------ ENTRIES

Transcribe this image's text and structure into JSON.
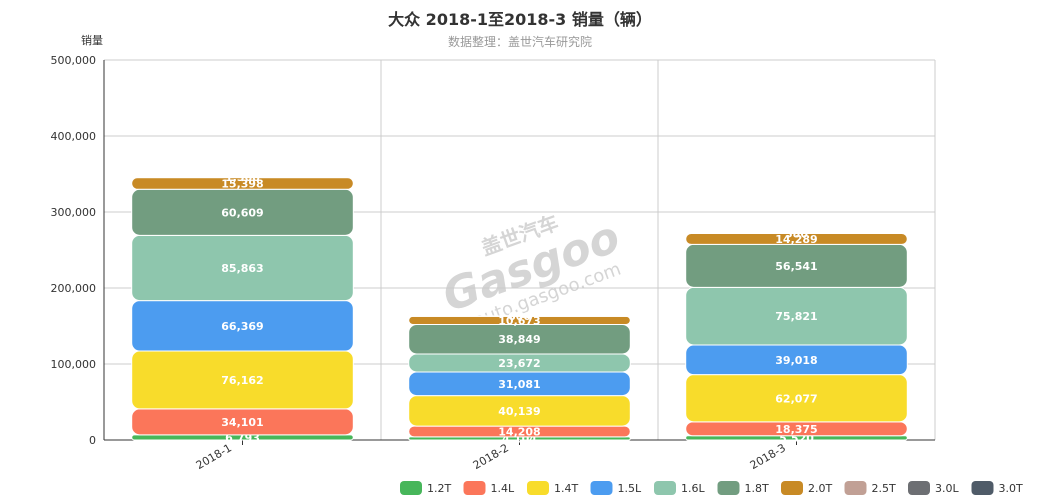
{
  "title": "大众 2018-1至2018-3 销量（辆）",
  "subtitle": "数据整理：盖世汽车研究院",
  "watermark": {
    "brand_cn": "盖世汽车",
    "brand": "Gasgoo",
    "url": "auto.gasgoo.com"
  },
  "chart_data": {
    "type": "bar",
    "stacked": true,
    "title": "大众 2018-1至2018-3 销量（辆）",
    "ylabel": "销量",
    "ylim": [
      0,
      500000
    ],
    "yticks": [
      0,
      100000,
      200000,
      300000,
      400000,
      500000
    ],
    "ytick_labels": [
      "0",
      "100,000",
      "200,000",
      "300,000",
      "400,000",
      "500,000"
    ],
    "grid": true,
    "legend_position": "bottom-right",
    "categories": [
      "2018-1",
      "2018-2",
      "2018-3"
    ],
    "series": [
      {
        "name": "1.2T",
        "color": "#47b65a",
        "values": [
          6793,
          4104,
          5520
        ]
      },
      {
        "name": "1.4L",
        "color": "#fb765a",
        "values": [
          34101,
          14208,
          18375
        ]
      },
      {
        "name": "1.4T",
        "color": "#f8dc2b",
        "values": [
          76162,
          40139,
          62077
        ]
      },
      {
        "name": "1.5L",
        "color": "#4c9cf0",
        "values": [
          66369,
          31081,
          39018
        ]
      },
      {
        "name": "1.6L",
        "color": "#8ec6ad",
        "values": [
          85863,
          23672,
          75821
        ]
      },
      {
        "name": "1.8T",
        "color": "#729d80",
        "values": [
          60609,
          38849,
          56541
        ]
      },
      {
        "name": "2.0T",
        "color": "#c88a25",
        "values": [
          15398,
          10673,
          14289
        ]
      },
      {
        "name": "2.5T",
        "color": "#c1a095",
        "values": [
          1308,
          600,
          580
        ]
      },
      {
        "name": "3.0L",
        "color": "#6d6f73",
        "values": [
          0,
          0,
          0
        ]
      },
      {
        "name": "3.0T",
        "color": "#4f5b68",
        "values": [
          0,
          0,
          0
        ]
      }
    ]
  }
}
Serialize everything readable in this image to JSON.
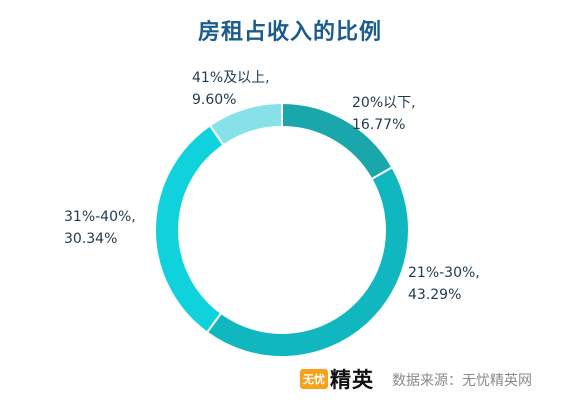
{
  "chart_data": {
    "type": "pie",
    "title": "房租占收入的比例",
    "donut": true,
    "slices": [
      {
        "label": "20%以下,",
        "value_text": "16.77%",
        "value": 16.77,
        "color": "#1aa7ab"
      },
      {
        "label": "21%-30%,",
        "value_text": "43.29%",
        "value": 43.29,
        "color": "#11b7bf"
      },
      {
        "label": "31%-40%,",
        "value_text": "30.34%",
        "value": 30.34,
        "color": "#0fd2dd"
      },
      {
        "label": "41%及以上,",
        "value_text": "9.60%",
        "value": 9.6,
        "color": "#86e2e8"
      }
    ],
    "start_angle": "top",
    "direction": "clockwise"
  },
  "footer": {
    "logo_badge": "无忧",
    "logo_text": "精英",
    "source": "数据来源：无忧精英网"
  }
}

------------

■ WHAT TO PRODUCE ■
Transcribe the entries above verbatim, omitting their pictures.

■ COMPLETE ANSWER ■
Transcribe this image's text and structure into JSON.
{
  "title": "大众 2018-1至2018-3 销量（辆）",
  "subtitle": "数据整理：盖世汽车研究院",
  "watermark": {
    "brand_cn": "盖世汽车",
    "brand": "Gasgoo",
    "url": "auto.gasgoo.com"
  },
  "chart_data": {
    "type": "bar",
    "stacked": true,
    "title": "大众 2018-1至2018-3 销量（辆）",
    "ylabel": "销量",
    "ylim": [
      0,
      500000
    ],
    "yticks": [
      0,
      100000,
      200000,
      300000,
      400000,
      500000
    ],
    "ytick_labels": [
      "0",
      "100,000",
      "200,000",
      "300,000",
      "400,000",
      "500,000"
    ],
    "grid": true,
    "legend_position": "bottom-right",
    "categories": [
      "2018-1",
      "2018-2",
      "2018-3"
    ],
    "series": [
      {
        "name": "1.2T",
        "color": "#47b65a",
        "values": [
          6793,
          4104,
          5520
        ]
      },
      {
        "name": "1.4L",
        "color": "#fb765a",
        "values": [
          34101,
          14208,
          18375
        ]
      },
      {
        "name": "1.4T",
        "color": "#f8dc2b",
        "values": [
          76162,
          40139,
          62077
        ]
      },
      {
        "name": "1.5L",
        "color": "#4c9cf0",
        "values": [
          66369,
          31081,
          39018
        ]
      },
      {
        "name": "1.6L",
        "color": "#8ec6ad",
        "values": [
          85863,
          23672,
          75821
        ]
      },
      {
        "name": "1.8T",
        "color": "#729d80",
        "values": [
          60609,
          38849,
          56541
        ]
      },
      {
        "name": "2.0T",
        "color": "#c88a25",
        "values": [
          15398,
          10673,
          14289
        ]
      },
      {
        "name": "2.5T",
        "color": "#c1a095",
        "values": [
          1308,
          600,
          580
        ]
      },
      {
        "name": "3.0L",
        "color": "#6d6f73",
        "values": [
          0,
          0,
          0
        ]
      },
      {
        "name": "3.0T",
        "color": "#4f5b68",
        "values": [
          0,
          0,
          0
        ]
      }
    ]
  }
}
Serialize everything readable in this image to JSON.
{
  "chart_data": {
    "type": "pie",
    "title": "房租占收入的比例",
    "donut": true,
    "slices": [
      {
        "label": "20%以下,",
        "value_text": "16.77%",
        "value": 16.77,
        "color": "#1aa7ab"
      },
      {
        "label": "21%-30%,",
        "value_text": "43.29%",
        "value": 43.29,
        "color": "#11b7bf"
      },
      {
        "label": "31%-40%,",
        "value_text": "30.34%",
        "value": 30.34,
        "color": "#0fd2dd"
      },
      {
        "label": "41%及以上,",
        "value_text": "9.60%",
        "value": 9.6,
        "color": "#86e2e8"
      }
    ],
    "start_angle": "top",
    "direction": "clockwise"
  },
  "footer": {
    "logo_badge": "无忧",
    "logo_text": "精英",
    "source": "数据来源：无忧精英网"
  }
}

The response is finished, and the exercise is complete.